━━━ MATERIAL FOR THE TASK ━━━

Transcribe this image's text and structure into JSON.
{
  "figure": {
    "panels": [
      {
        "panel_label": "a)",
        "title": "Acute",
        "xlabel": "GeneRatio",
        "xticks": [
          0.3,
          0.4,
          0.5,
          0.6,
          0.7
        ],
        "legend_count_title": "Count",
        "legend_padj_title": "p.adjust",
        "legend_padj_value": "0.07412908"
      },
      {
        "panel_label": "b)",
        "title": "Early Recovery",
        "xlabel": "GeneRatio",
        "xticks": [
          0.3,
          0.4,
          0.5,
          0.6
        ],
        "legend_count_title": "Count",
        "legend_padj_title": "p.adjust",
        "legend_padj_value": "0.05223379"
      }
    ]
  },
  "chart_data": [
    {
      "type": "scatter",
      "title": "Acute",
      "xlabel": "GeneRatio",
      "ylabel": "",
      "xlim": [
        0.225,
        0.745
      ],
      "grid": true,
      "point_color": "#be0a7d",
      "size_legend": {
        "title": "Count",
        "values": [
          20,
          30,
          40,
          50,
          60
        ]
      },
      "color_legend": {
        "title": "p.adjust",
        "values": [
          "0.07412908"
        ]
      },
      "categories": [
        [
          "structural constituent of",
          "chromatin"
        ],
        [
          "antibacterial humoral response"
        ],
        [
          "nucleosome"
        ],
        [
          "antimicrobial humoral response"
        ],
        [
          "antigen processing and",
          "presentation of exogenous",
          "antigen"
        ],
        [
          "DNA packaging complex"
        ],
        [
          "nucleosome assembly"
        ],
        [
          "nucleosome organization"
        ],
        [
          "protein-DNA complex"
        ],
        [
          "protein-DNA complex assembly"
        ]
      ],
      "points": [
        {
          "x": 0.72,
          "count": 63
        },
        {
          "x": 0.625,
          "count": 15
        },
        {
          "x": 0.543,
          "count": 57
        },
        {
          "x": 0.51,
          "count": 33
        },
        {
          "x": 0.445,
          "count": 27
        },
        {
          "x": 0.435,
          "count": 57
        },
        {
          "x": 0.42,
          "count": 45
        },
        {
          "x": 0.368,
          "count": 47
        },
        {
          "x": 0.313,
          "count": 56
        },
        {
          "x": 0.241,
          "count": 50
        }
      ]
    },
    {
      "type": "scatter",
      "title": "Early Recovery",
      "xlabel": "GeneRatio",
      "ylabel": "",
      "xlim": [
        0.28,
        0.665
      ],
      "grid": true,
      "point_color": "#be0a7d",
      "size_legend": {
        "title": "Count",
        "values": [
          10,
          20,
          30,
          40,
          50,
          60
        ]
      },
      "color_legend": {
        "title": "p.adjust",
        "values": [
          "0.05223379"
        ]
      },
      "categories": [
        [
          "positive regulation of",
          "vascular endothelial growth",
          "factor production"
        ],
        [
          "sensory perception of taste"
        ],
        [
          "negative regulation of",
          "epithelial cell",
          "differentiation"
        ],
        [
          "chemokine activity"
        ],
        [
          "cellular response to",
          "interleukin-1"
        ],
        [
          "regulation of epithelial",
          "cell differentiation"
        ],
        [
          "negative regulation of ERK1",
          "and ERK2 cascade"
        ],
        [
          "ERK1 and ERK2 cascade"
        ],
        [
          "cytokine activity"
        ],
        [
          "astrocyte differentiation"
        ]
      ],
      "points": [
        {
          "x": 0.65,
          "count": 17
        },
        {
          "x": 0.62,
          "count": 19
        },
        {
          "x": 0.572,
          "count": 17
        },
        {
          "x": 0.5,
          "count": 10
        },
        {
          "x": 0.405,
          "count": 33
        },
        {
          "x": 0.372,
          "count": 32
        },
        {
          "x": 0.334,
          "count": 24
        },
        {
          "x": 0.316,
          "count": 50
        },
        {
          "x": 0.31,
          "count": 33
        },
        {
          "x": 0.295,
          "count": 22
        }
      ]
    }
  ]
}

━━━

Gather all lines from the records above in which "negative" appears.

SOLVED EXERCISE →
          "negative regulation of",
          "negative regulation of ERK1",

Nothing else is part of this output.